Directions for this task → Pick out all lines in the listing holding the string "elongase" and copy them.

[Records from a collection]
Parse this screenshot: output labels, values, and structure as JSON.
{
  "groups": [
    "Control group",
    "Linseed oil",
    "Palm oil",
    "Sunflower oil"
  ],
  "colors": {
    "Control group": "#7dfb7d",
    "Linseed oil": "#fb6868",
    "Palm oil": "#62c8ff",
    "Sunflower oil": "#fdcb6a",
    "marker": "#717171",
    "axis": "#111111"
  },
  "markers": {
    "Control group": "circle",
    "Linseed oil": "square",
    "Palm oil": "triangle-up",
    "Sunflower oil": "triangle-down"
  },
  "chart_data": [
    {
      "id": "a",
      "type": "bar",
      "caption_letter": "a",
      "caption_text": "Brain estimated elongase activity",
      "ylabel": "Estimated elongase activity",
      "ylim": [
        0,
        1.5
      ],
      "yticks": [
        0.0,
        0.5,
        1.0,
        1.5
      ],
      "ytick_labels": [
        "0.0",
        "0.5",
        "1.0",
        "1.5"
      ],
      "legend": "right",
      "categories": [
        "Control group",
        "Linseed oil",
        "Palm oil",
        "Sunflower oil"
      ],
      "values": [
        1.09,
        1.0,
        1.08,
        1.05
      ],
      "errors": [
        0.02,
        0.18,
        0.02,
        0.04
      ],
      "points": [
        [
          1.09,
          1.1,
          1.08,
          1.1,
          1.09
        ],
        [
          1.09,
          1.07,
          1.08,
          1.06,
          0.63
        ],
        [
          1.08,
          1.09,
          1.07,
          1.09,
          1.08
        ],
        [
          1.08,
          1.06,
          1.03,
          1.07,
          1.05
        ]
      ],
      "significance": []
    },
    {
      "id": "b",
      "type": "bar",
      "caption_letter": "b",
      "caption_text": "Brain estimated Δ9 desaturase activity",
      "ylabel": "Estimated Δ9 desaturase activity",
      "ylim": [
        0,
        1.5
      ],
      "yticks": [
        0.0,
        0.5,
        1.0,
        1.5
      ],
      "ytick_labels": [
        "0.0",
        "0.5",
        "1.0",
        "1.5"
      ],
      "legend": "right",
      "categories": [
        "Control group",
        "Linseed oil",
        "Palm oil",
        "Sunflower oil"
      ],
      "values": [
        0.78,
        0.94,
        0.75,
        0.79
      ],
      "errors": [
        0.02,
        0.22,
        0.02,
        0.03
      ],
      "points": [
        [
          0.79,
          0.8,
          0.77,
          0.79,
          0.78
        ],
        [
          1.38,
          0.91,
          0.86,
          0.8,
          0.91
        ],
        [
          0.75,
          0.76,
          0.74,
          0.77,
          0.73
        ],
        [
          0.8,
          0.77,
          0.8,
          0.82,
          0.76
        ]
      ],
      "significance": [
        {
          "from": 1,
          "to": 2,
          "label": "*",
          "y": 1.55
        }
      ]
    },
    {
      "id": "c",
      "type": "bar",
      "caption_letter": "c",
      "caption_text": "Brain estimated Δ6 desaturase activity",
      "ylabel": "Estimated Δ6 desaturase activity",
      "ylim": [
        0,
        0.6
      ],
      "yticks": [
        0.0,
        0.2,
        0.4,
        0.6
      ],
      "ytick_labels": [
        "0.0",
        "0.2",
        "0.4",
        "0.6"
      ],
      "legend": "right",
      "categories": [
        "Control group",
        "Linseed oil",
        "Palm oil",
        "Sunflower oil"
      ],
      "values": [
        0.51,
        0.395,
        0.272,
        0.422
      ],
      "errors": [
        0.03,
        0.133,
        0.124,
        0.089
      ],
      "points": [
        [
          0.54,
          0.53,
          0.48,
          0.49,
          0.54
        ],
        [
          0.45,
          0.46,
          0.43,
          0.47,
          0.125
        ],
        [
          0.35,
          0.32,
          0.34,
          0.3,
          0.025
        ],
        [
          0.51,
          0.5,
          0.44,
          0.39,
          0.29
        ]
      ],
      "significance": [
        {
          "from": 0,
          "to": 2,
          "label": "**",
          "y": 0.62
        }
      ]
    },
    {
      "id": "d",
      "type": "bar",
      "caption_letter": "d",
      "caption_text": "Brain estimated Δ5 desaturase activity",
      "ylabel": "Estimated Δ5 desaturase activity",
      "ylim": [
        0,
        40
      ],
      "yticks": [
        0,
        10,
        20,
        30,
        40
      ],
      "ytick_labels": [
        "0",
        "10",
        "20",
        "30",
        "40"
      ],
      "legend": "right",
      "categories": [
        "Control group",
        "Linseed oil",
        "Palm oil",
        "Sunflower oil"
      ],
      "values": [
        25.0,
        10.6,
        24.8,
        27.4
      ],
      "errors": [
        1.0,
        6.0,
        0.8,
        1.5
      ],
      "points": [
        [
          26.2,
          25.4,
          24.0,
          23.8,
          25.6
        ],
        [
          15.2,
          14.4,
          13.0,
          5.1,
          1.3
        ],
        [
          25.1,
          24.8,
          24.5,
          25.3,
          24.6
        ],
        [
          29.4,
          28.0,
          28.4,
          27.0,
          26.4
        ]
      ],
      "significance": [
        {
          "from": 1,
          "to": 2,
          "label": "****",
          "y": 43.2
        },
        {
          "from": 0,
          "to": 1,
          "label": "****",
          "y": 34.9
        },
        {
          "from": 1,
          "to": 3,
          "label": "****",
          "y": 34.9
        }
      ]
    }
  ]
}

Solved problem →
      "caption_text": "Brain estimated elongase activity",
      "ylabel": "Estimated elongase activity",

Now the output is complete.